* [What is required]: Without the images, write out the whole listing exactly.

Figure content listings:
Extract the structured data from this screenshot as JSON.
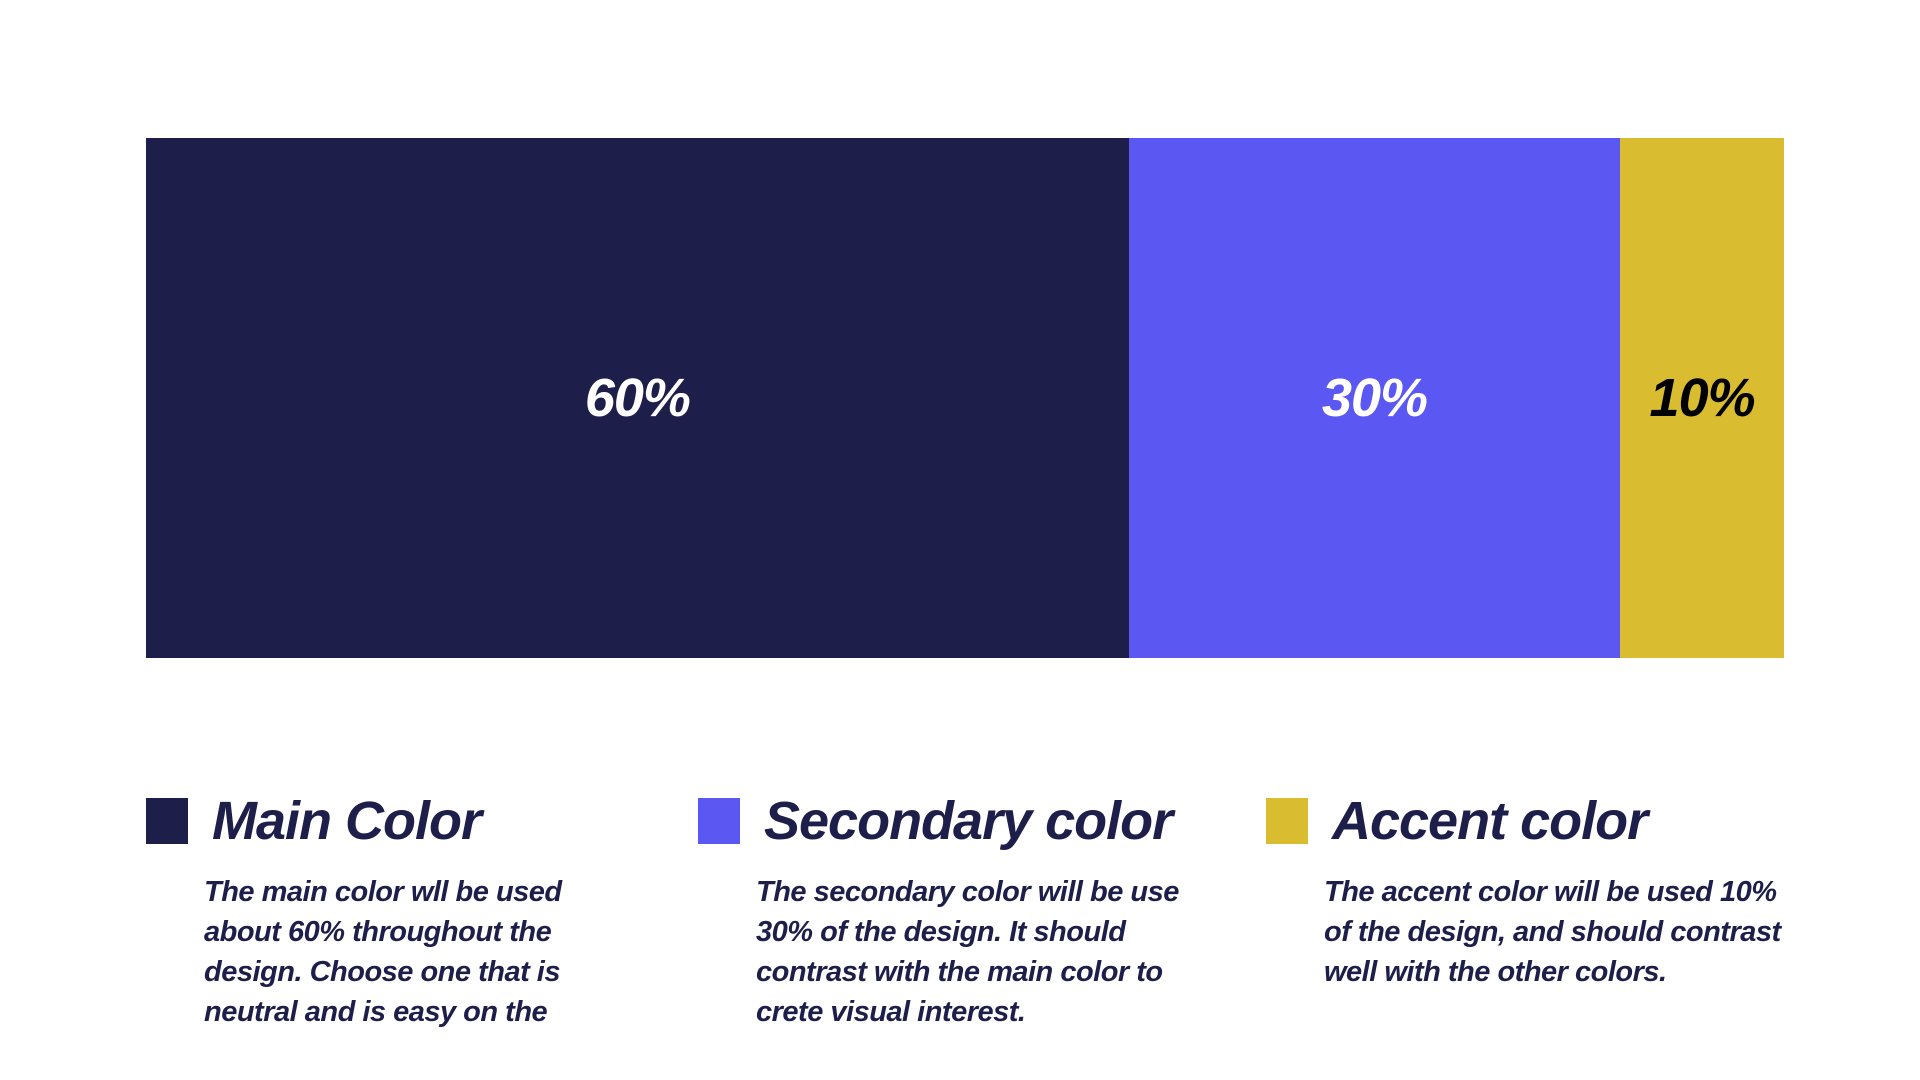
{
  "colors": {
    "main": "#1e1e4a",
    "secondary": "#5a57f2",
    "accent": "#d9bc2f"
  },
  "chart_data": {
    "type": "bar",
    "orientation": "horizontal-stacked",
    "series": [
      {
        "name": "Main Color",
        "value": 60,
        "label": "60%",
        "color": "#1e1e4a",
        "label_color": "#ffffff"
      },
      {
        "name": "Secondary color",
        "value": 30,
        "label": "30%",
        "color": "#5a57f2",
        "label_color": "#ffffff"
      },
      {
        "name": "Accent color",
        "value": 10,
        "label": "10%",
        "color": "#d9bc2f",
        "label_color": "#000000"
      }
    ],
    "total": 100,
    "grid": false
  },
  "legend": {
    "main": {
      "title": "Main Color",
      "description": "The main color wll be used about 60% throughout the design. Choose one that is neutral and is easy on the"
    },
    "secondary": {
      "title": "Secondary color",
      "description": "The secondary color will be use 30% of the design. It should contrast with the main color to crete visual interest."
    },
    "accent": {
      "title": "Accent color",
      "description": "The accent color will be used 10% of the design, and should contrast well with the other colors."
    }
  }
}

* [Written answer]:
Extract the structured data from this screenshot as JSON.
{
  "colors": {
    "main": "#1e1e4a",
    "secondary": "#5a57f2",
    "accent": "#d9bc2f"
  },
  "chart_data": {
    "type": "bar",
    "orientation": "horizontal-stacked",
    "series": [
      {
        "name": "Main Color",
        "value": 60,
        "label": "60%",
        "color": "#1e1e4a",
        "label_color": "#ffffff"
      },
      {
        "name": "Secondary color",
        "value": 30,
        "label": "30%",
        "color": "#5a57f2",
        "label_color": "#ffffff"
      },
      {
        "name": "Accent color",
        "value": 10,
        "label": "10%",
        "color": "#d9bc2f",
        "label_color": "#000000"
      }
    ],
    "total": 100,
    "grid": false
  },
  "legend": {
    "main": {
      "title": "Main Color",
      "description": "The main color wll be used about 60% throughout the design. Choose one that is neutral and is easy on the"
    },
    "secondary": {
      "title": "Secondary color",
      "description": "The secondary color will be use 30% of the design. It should contrast with the main color to crete visual interest."
    },
    "accent": {
      "title": "Accent color",
      "description": "The accent color will be used 10% of the design, and should contrast well with the other colors."
    }
  }
}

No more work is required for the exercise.